▸ **What is needed**
Leave out the pictures and copy every record exactly.

▸ **Data entries for graphics**

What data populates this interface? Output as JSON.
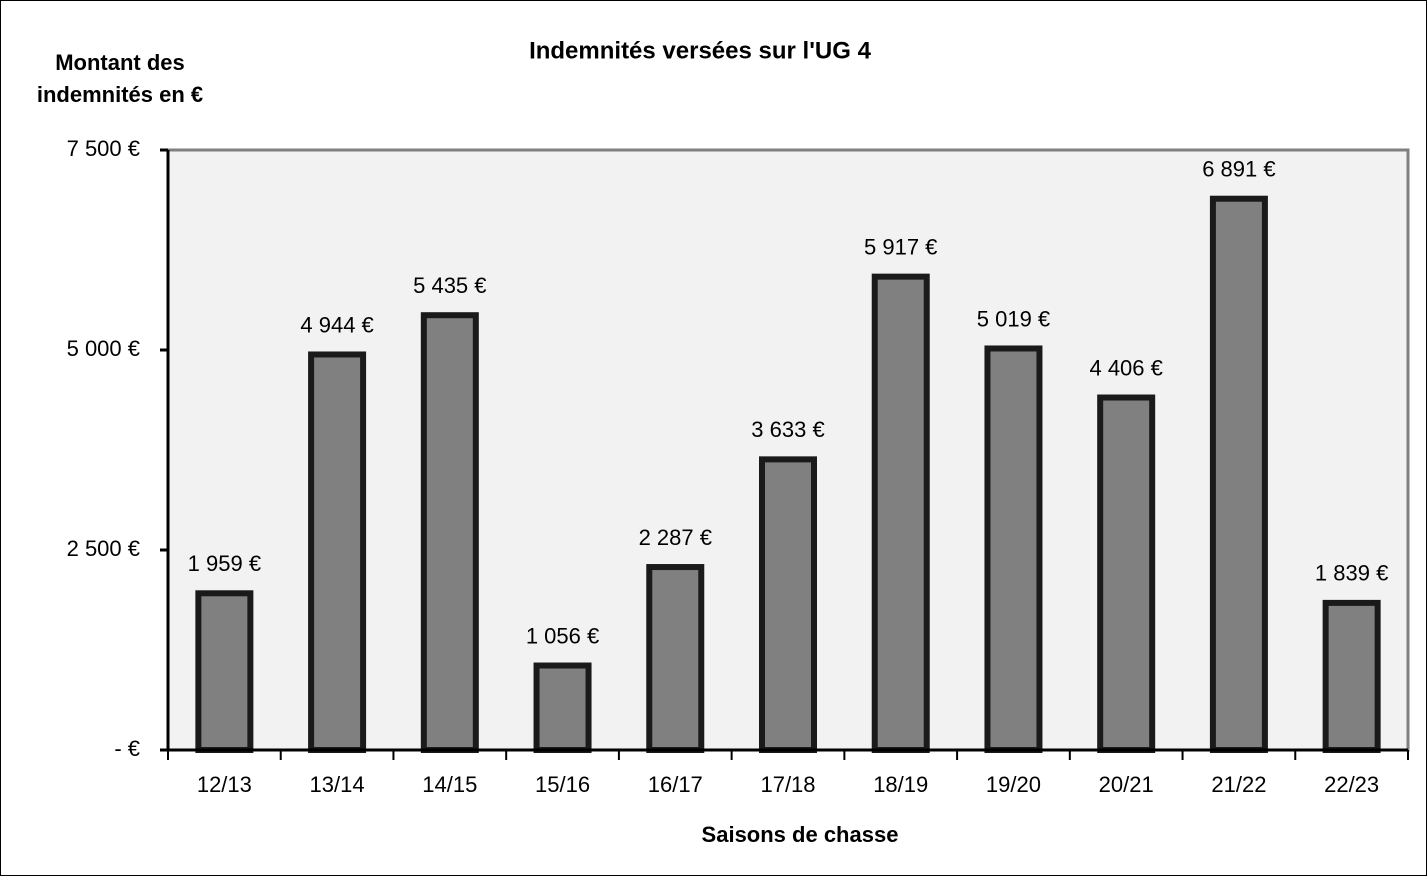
{
  "chart_data": {
    "type": "bar",
    "title": "Indemnités versées sur l'UG 4",
    "y_label": [
      "Montant des",
      "indemnités en €"
    ],
    "x_label": "Saisons de chasse",
    "categories": [
      "12/13",
      "13/14",
      "14/15",
      "15/16",
      "16/17",
      "17/18",
      "18/19",
      "19/20",
      "20/21",
      "21/22",
      "22/23"
    ],
    "values": [
      1959,
      4944,
      5435,
      1056,
      2287,
      3633,
      5917,
      5019,
      4406,
      6891,
      1839
    ],
    "value_labels": [
      "1 959 €",
      "4 944 €",
      "5 435 €",
      "1 056 €",
      "2 287 €",
      "3 633 €",
      "5 917 €",
      "5 019 €",
      "4 406 €",
      "6 891 €",
      "1 839 €"
    ],
    "color": "#808080",
    "ylim": [
      0,
      7500
    ],
    "yticks": [
      {
        "value": 0,
        "label": "-  €"
      },
      {
        "value": 2500,
        "label": "2 500 €"
      },
      {
        "value": 5000,
        "label": "5 000 €"
      },
      {
        "value": 7500,
        "label": "7 500 €"
      }
    ],
    "grid": false
  }
}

▸ **Solution to this task**
What data populates this interface? Output as JSON.
{
  "chart_data": {
    "type": "bar",
    "title": "Indemnités versées sur l'UG 4",
    "y_label": [
      "Montant des",
      "indemnités en €"
    ],
    "x_label": "Saisons de chasse",
    "categories": [
      "12/13",
      "13/14",
      "14/15",
      "15/16",
      "16/17",
      "17/18",
      "18/19",
      "19/20",
      "20/21",
      "21/22",
      "22/23"
    ],
    "values": [
      1959,
      4944,
      5435,
      1056,
      2287,
      3633,
      5917,
      5019,
      4406,
      6891,
      1839
    ],
    "value_labels": [
      "1 959 €",
      "4 944 €",
      "5 435 €",
      "1 056 €",
      "2 287 €",
      "3 633 €",
      "5 917 €",
      "5 019 €",
      "4 406 €",
      "6 891 €",
      "1 839 €"
    ],
    "color": "#808080",
    "ylim": [
      0,
      7500
    ],
    "yticks": [
      {
        "value": 0,
        "label": "-  €"
      },
      {
        "value": 2500,
        "label": "2 500 €"
      },
      {
        "value": 5000,
        "label": "5 000 €"
      },
      {
        "value": 7500,
        "label": "7 500 €"
      }
    ],
    "grid": false
  }
}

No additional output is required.